## Given data

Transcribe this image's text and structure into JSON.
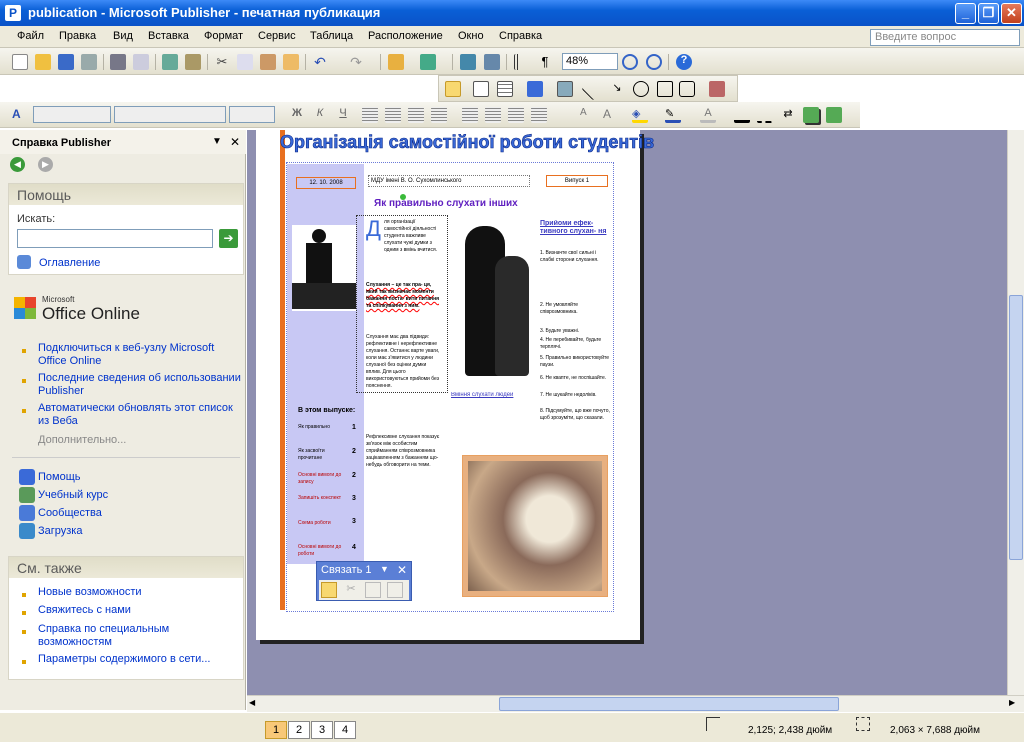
{
  "window": {
    "title": "publication - Microsoft Publisher - печатная публикация",
    "app_icon": "publisher-icon",
    "buttons": [
      "minimize",
      "maximize",
      "close"
    ]
  },
  "menu": {
    "items": [
      "Файл",
      "Правка",
      "Вид",
      "Вставка",
      "Формат",
      "Сервис",
      "Таблица",
      "Расположение",
      "Окно",
      "Справка"
    ],
    "ask_placeholder": "Введите вопрос"
  },
  "toolbar": {
    "zoom": "48%"
  },
  "taskpane": {
    "title": "Справка Publisher",
    "help_section": {
      "title": "Помощь",
      "search_label": "Искать:",
      "toc_link": "Оглавление"
    },
    "office_online": {
      "logo_small": "Microsoft",
      "logo_big": "Office Online",
      "links": [
        "Подключиться к веб-узлу Microsoft Office Online",
        "Последние сведения об использовании Publisher",
        "Автоматически обновлять этот список из Веба"
      ],
      "more": "Дополнительно..."
    },
    "resources": [
      "Помощь",
      "Учебный курс",
      "Сообщества",
      "Загрузка"
    ],
    "see_also": {
      "title": "См. также",
      "links": [
        "Новые возможности",
        "Свяжитесь с нами",
        "Справка по специальным возможностям",
        "Параметры содержимого в сети..."
      ]
    }
  },
  "publication": {
    "headline": "Організація самостійної роботи студентів",
    "date": "12. 10. 2008",
    "author": "МДУ імені В. О. Сухомлинського",
    "issue": "Випуск 1",
    "article_title": "Як правильно слухати інших",
    "dropcap": "Д",
    "para1": "ля організації самостійної діяльності студента важливе слухати чужі думки з одним з вмінь вчитися.",
    "para2": "Слухання – це так пра- ця, який так визначає моменти бажання поста- вити питання та спілкування з ним.",
    "para3": "Слухання має два підвиди: рефлективне і нерефлективне слухання. Останнє варте уваги, коли має з'явитися у людини слуханої без оцінки думки вплив. Для цього використовуються прийоми без пояснення.",
    "para4": "Рефлексивне слухання показує зв'язок між особистим сприйманням співрозмовника зацікавленням з бажанням що-небудь обговорити на теми.",
    "caption": "Вміння слухати людей",
    "sidebar_title": "Прийоми ефек- тивного слухан- ня",
    "sidebar_items": [
      "1. Визначте свої сильні і слабкі сторони слухання.",
      "2. Не умовляйте співрозмовника.",
      "3. Будьте уважні.",
      "4. Не перебивайте, будьте терплячі.",
      "5. Правильно використовуйте паузи.",
      "6. Не квапте, не поспішайте.",
      "7. Не шукайте недоліків.",
      "8. Підсумуйте, що вже почуто, щоб зрозуміти, що сказали."
    ],
    "toc_title": "В этом выпуске:",
    "toc_rows": [
      {
        "label": "Як правильно",
        "page": "1"
      },
      {
        "label": "Як засвоїти прочитане",
        "page": "2"
      },
      {
        "label": "Основні вимоги до запису",
        "page": "2"
      },
      {
        "label": "Запишіть конспект",
        "page": "3"
      },
      {
        "label": "Схема роботи",
        "page": "3"
      },
      {
        "label": "Основні вимоги до роботи",
        "page": "4"
      }
    ]
  },
  "connect_toolbar": {
    "title": "Связать 1"
  },
  "status": {
    "pages": [
      "1",
      "2",
      "3",
      "4"
    ],
    "active_page": "1",
    "position": "2,125; 2,438 дюйм",
    "size": "2,063 × 7,688 дюйм"
  }
}
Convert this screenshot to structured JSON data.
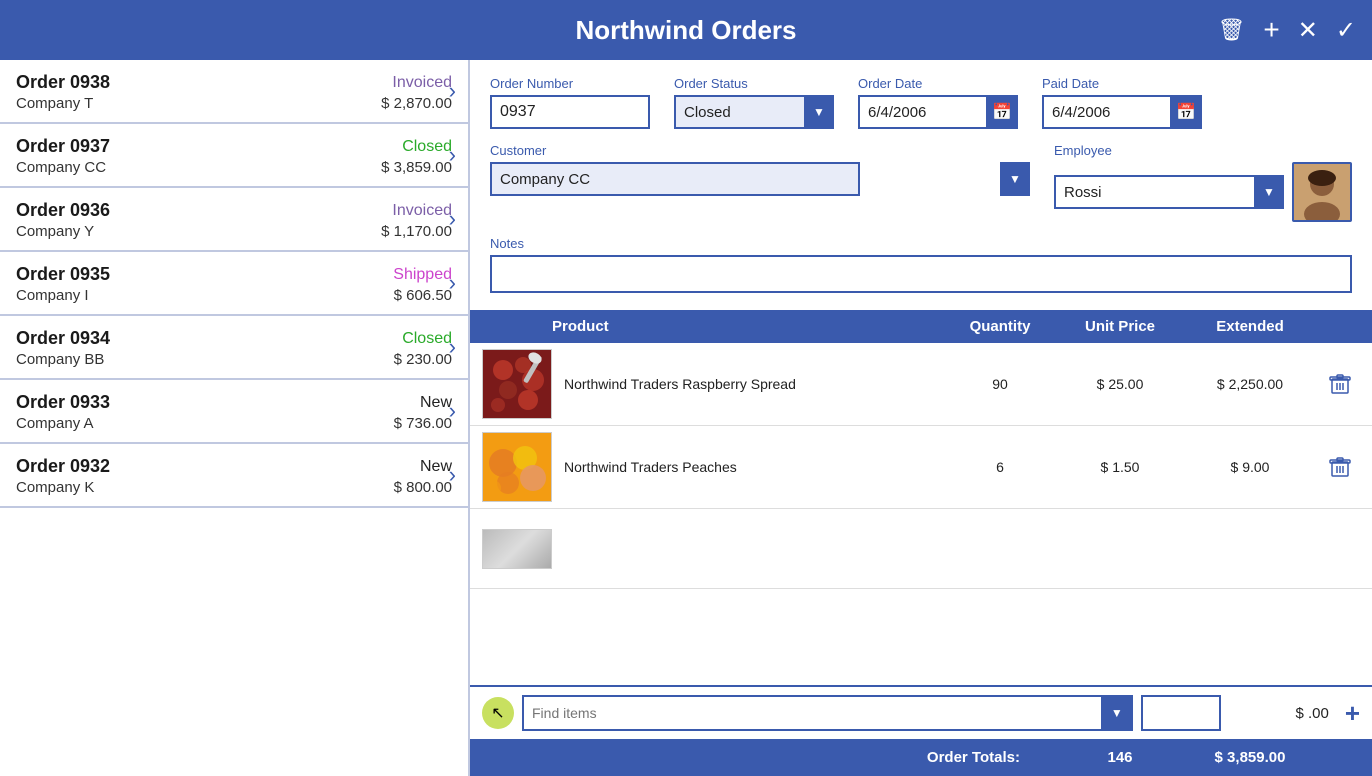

## Prompt
Make a verbatim copy of all the entries and strip out the pictures.

## Reply
Transcribe this image's text and structure into JSON.
{
  "window": {
    "title": "publication - Microsoft Publisher - печатная публикация",
    "app_icon": "publisher-icon",
    "buttons": [
      "minimize",
      "maximize",
      "close"
    ]
  },
  "menu": {
    "items": [
      "Файл",
      "Правка",
      "Вид",
      "Вставка",
      "Формат",
      "Сервис",
      "Таблица",
      "Расположение",
      "Окно",
      "Справка"
    ],
    "ask_placeholder": "Введите вопрос"
  },
  "toolbar": {
    "zoom": "48%"
  },
  "taskpane": {
    "title": "Справка Publisher",
    "help_section": {
      "title": "Помощь",
      "search_label": "Искать:",
      "toc_link": "Оглавление"
    },
    "office_online": {
      "logo_small": "Microsoft",
      "logo_big": "Office Online",
      "links": [
        "Подключиться к веб-узлу Microsoft Office Online",
        "Последние сведения об использовании Publisher",
        "Автоматически обновлять этот список из Веба"
      ],
      "more": "Дополнительно..."
    },
    "resources": [
      "Помощь",
      "Учебный курс",
      "Сообщества",
      "Загрузка"
    ],
    "see_also": {
      "title": "См. также",
      "links": [
        "Новые возможности",
        "Свяжитесь с нами",
        "Справка по специальным возможностям",
        "Параметры содержимого в сети..."
      ]
    }
  },
  "publication": {
    "headline": "Організація самостійної роботи студентів",
    "date": "12. 10. 2008",
    "author": "МДУ імені В. О. Сухомлинського",
    "issue": "Випуск 1",
    "article_title": "Як правильно слухати інших",
    "dropcap": "Д",
    "para1": "ля організації самостійної діяльності студента важливе слухати чужі думки з одним з вмінь вчитися.",
    "para2": "Слухання – це так пра- ця, який так визначає моменти бажання поста- вити питання та спілкування з ним.",
    "para3": "Слухання має два підвиди: рефлективне і нерефлективне слухання. Останнє варте уваги, коли має з'явитися у людини слуханої без оцінки думки вплив. Для цього використовуються прийоми без пояснення.",
    "para4": "Рефлексивне слухання показує зв'язок між особистим сприйманням співрозмовника зацікавленням з бажанням що-небудь обговорити на теми.",
    "caption": "Вміння слухати людей",
    "sidebar_title": "Прийоми ефек- тивного слухан- ня",
    "sidebar_items": [
      "1. Визначте свої сильні і слабкі сторони слухання.",
      "2. Не умовляйте співрозмовника.",
      "3. Будьте уважні.",
      "4. Не перебивайте, будьте терплячі.",
      "5. Правильно використовуйте паузи.",
      "6. Не квапте, не поспішайте.",
      "7. Не шукайте недоліків.",
      "8. Підсумуйте, що вже почуто, щоб зрозуміти, що сказали."
    ],
    "toc_title": "В этом выпуске:",
    "toc_rows": [
      {
        "label": "Як правильно",
        "page": "1"
      },
      {
        "label": "Як засвоїти прочитане",
        "page": "2"
      },
      {
        "label": "Основні вимоги до запису",
        "page": "2"
      },
      {
        "label": "Запишіть конспект",
        "page": "3"
      },
      {
        "label": "Схема роботи",
        "page": "3"
      },
      {
        "label": "Основні вимоги до роботи",
        "page": "4"
      }
    ]
  },
  "connect_toolbar": {
    "title": "Связать 1"
  },
  "status": {
    "pages": [
      "1",
      "2",
      "3",
      "4"
    ],
    "active_page": "1",
    "position": "2,125; 2,438 дюйм",
    "size": "2,063 × 7,688 дюйм"
  }
}
Convert this screenshot to structured JSON data.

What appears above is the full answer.